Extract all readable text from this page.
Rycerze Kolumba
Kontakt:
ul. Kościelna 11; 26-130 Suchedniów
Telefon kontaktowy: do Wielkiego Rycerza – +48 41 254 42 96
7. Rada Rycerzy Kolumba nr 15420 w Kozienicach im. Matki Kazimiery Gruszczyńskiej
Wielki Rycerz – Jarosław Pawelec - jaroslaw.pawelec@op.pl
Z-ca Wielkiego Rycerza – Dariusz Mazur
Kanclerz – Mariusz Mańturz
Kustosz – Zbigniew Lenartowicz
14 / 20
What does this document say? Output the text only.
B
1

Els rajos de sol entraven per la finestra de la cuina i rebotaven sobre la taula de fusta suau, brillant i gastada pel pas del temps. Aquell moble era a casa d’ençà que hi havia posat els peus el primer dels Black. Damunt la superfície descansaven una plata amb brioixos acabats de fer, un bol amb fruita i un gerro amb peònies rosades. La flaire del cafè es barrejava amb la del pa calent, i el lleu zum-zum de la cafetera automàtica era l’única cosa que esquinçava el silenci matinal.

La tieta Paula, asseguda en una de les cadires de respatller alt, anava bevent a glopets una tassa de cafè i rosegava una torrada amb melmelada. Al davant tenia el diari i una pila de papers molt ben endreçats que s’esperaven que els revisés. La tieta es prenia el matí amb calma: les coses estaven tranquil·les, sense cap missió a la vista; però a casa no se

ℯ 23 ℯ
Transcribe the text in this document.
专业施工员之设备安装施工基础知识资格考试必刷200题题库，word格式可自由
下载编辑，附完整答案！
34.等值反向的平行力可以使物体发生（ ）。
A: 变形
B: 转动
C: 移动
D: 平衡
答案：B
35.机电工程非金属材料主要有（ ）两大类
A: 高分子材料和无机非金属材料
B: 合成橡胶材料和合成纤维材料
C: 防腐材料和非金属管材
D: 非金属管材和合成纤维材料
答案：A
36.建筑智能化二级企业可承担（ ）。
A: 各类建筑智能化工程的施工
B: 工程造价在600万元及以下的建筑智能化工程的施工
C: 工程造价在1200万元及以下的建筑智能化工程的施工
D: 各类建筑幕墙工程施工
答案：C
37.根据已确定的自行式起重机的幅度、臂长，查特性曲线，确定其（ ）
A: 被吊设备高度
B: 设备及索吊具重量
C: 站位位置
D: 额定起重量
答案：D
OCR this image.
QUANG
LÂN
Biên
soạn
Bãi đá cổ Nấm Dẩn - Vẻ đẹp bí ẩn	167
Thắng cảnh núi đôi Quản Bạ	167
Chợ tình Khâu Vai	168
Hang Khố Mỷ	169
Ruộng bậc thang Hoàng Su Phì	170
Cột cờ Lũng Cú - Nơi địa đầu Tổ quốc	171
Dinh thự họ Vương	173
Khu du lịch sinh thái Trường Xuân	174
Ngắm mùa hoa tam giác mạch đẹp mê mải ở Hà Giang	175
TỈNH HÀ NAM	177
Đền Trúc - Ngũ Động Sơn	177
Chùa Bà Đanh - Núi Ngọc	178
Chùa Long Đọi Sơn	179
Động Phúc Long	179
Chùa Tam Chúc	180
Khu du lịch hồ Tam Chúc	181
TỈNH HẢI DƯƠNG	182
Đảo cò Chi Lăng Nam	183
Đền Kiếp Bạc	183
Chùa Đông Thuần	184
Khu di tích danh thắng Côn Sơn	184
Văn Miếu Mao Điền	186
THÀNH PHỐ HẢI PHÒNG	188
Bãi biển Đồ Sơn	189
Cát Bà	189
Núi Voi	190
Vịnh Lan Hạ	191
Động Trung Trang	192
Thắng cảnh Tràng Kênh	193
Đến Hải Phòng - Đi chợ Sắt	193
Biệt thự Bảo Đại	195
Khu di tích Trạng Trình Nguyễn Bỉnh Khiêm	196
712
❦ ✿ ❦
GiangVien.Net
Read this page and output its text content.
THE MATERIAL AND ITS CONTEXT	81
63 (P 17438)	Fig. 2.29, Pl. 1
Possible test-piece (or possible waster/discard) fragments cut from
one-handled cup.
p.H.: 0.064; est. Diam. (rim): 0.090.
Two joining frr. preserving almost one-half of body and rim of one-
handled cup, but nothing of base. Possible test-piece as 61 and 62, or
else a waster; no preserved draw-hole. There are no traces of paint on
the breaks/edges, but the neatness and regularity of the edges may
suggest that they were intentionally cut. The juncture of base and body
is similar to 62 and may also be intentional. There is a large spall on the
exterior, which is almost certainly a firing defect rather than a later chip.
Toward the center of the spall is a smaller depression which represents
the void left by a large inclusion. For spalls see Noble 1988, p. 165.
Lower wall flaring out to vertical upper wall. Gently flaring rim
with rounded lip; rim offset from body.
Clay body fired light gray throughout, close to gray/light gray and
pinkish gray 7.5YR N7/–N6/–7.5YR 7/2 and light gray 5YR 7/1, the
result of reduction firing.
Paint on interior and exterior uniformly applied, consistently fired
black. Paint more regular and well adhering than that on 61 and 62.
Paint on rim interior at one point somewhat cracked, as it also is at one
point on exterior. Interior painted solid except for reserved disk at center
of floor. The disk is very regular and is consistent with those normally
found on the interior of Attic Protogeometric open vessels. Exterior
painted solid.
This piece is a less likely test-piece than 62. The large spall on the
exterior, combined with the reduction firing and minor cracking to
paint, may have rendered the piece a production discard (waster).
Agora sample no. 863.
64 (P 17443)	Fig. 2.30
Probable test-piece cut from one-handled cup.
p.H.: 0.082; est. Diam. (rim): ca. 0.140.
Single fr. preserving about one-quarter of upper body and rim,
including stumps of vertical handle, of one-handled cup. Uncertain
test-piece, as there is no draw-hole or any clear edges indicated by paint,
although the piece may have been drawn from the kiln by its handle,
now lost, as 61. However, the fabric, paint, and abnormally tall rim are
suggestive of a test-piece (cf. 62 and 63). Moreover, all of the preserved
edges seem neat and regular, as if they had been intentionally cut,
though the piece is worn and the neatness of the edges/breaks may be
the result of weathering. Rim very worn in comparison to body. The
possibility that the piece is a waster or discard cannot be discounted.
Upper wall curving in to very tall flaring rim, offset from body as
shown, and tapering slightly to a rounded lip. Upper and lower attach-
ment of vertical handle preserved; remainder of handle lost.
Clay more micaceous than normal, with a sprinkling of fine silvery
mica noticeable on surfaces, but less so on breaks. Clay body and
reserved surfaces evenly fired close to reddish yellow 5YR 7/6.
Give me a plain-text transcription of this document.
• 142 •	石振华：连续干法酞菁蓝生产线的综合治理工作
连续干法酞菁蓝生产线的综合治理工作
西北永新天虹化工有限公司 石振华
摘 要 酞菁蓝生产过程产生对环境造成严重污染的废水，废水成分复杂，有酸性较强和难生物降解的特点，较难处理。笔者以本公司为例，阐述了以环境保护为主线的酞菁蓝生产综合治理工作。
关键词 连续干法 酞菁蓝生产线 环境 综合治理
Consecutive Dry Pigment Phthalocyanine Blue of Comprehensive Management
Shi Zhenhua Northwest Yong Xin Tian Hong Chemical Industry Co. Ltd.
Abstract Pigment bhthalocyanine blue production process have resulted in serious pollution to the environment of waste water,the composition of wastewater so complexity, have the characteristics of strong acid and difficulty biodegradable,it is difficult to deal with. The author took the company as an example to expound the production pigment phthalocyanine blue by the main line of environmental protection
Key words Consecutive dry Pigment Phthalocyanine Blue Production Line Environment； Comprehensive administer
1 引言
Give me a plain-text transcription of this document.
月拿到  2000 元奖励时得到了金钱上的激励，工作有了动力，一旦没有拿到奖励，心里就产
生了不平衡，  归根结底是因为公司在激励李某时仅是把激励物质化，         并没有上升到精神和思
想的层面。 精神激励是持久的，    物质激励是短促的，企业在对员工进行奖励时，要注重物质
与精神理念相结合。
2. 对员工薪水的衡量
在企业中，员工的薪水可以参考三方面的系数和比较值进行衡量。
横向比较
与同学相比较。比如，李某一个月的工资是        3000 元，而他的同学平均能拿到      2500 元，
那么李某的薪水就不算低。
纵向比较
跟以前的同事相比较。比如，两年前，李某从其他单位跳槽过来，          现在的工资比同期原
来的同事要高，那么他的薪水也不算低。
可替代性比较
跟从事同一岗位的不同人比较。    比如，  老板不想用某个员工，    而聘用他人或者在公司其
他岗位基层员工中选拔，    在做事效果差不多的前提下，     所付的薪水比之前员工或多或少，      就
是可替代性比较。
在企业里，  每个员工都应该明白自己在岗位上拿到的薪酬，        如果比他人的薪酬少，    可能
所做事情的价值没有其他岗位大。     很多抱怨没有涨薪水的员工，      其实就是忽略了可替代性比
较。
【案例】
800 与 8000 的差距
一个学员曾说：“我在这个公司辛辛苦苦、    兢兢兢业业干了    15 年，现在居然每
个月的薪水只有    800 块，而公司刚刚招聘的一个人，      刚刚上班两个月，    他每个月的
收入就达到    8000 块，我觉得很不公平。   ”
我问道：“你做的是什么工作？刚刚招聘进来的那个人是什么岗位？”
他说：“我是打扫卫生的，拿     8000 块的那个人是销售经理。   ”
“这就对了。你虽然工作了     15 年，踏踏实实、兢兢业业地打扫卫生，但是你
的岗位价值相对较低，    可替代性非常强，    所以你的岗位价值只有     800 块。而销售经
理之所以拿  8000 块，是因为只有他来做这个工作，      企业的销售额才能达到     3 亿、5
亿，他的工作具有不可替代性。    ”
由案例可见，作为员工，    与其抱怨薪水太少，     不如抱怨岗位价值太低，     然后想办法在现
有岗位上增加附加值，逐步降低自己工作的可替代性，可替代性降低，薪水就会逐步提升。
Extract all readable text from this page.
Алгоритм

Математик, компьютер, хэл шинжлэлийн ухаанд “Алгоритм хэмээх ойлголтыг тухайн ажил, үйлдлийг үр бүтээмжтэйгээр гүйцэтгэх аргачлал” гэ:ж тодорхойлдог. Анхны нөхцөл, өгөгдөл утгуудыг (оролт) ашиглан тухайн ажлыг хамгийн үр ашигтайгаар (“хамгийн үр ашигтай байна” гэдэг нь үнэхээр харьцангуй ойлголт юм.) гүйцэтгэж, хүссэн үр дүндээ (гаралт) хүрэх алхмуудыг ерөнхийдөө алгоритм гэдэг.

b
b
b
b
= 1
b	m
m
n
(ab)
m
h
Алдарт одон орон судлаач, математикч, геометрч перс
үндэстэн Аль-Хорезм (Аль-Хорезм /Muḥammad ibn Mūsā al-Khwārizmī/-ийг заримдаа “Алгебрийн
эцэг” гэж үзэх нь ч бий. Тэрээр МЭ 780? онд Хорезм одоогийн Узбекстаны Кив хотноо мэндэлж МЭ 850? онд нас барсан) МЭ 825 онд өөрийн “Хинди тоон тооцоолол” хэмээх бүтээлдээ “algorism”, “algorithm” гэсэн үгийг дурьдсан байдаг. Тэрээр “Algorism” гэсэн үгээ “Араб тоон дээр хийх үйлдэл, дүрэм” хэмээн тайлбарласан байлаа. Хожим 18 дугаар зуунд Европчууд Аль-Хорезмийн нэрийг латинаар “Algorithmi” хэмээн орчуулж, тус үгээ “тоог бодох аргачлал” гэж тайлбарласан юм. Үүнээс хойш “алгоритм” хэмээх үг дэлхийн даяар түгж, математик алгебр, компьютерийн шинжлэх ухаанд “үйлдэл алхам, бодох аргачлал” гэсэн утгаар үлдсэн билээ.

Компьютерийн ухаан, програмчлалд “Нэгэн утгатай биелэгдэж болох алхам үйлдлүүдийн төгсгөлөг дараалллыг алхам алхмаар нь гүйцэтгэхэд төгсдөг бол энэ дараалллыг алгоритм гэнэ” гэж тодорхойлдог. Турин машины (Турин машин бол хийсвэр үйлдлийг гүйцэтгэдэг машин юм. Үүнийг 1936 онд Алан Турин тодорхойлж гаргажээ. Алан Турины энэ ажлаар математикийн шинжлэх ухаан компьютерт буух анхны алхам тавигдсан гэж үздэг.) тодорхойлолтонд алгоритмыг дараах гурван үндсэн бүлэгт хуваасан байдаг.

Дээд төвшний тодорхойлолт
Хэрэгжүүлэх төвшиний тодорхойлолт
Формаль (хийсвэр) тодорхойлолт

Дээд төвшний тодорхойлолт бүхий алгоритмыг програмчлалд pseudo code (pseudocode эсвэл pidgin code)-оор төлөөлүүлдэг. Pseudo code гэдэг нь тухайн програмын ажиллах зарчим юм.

_Set task_: Scan the listing above and identify each line holding the string "fired"; copy every such line.

_The answer_:
Clay body fired light gray throughout, close to gray/light gray and
Paint on interior and exterior uniformly applied, consistently fired
reserved surfaces evenly fired close to reddish yellow 5YR 7/6.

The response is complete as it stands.